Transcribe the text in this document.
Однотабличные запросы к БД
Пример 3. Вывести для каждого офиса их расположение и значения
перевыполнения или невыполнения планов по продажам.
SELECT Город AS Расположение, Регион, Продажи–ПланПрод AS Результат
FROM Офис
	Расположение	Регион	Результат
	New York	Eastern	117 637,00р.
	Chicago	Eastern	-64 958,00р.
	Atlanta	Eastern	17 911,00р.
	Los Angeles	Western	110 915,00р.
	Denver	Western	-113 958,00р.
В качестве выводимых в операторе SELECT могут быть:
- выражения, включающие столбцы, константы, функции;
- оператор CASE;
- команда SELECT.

——————————

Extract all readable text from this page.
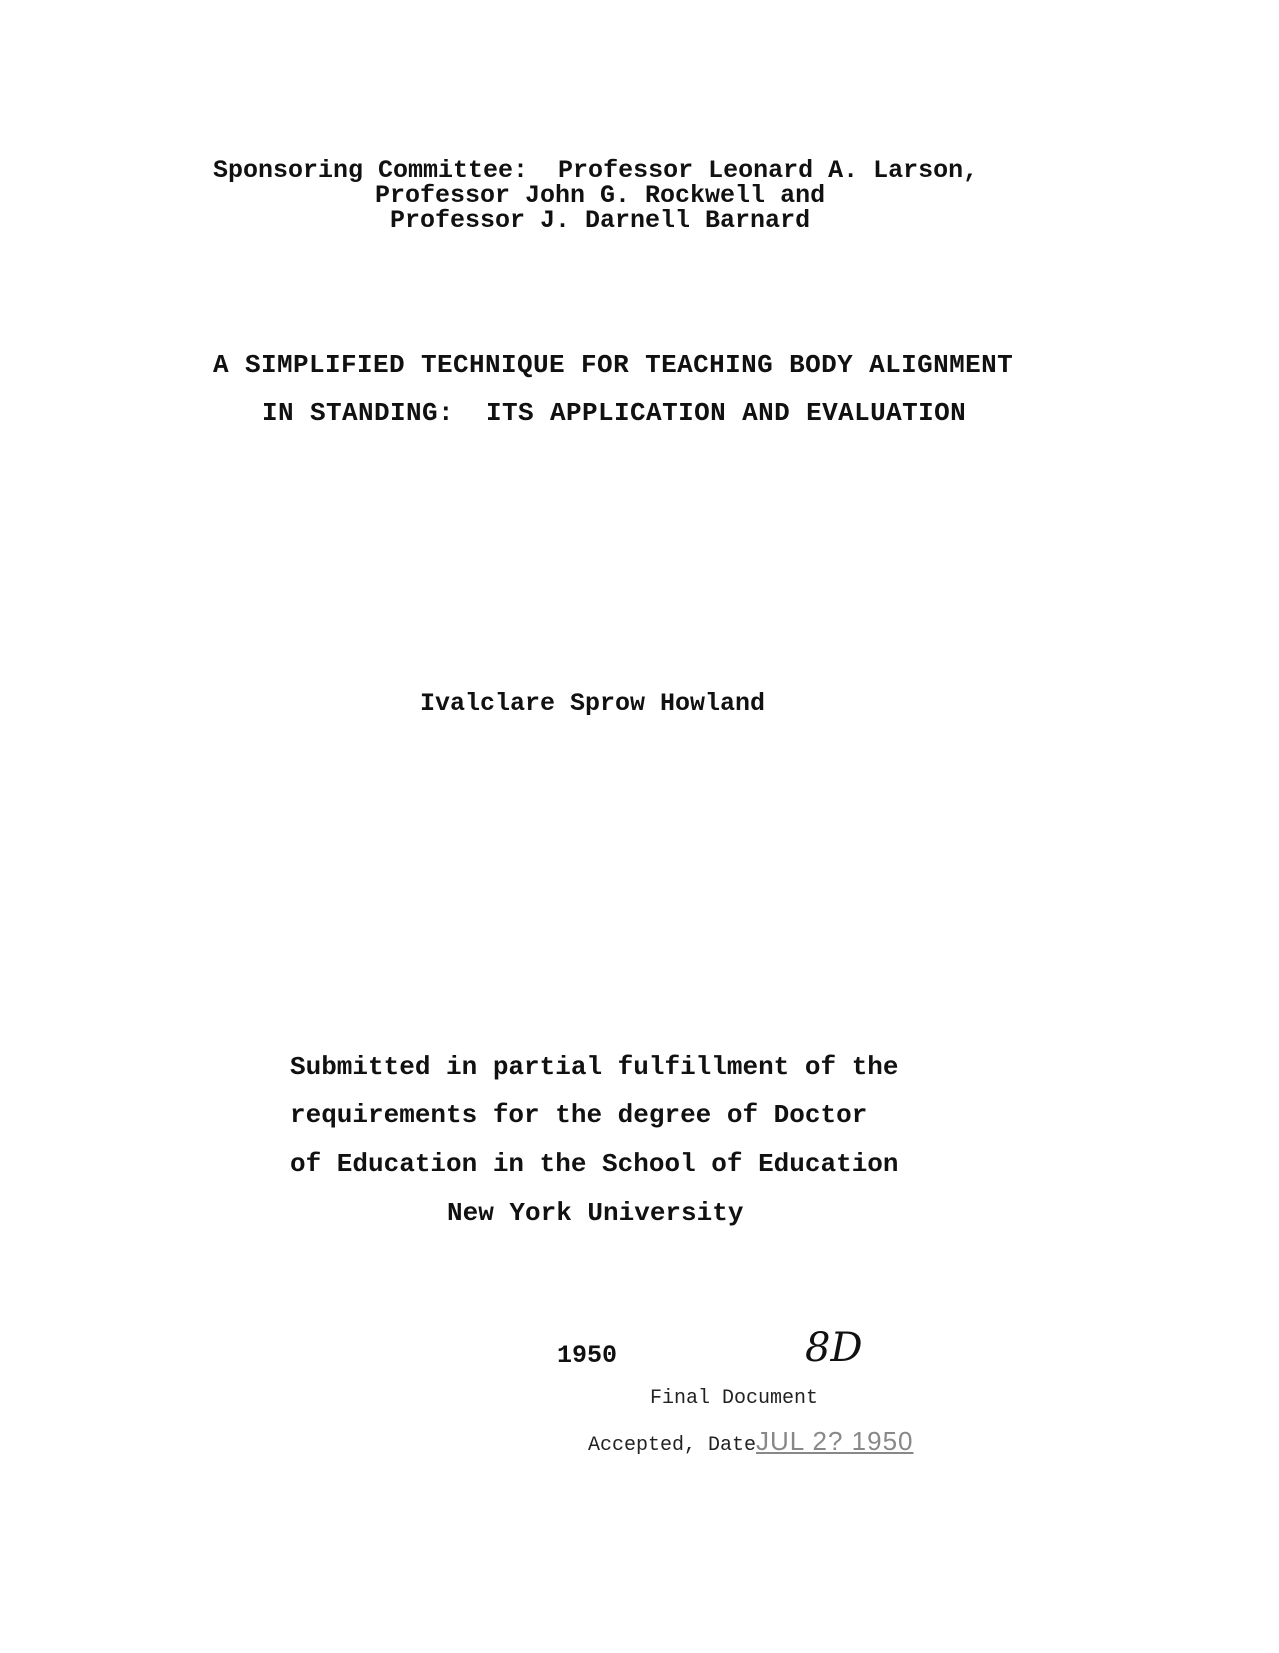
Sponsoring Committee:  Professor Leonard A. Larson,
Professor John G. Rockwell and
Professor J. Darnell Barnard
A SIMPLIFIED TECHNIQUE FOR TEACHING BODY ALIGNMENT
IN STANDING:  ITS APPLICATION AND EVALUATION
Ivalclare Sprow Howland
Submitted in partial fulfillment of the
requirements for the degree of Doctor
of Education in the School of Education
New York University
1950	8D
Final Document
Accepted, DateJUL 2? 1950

——————————

▶ _The exercise_
Review the preceding data and report every line that includes the string "SELECT".

▶ _Answer to the exercise_
SELECT Город AS Расположение, Регион, Продажи–ПланПрод AS Результат
В качестве выводимых в операторе SELECT могут быть:
- команда SELECT.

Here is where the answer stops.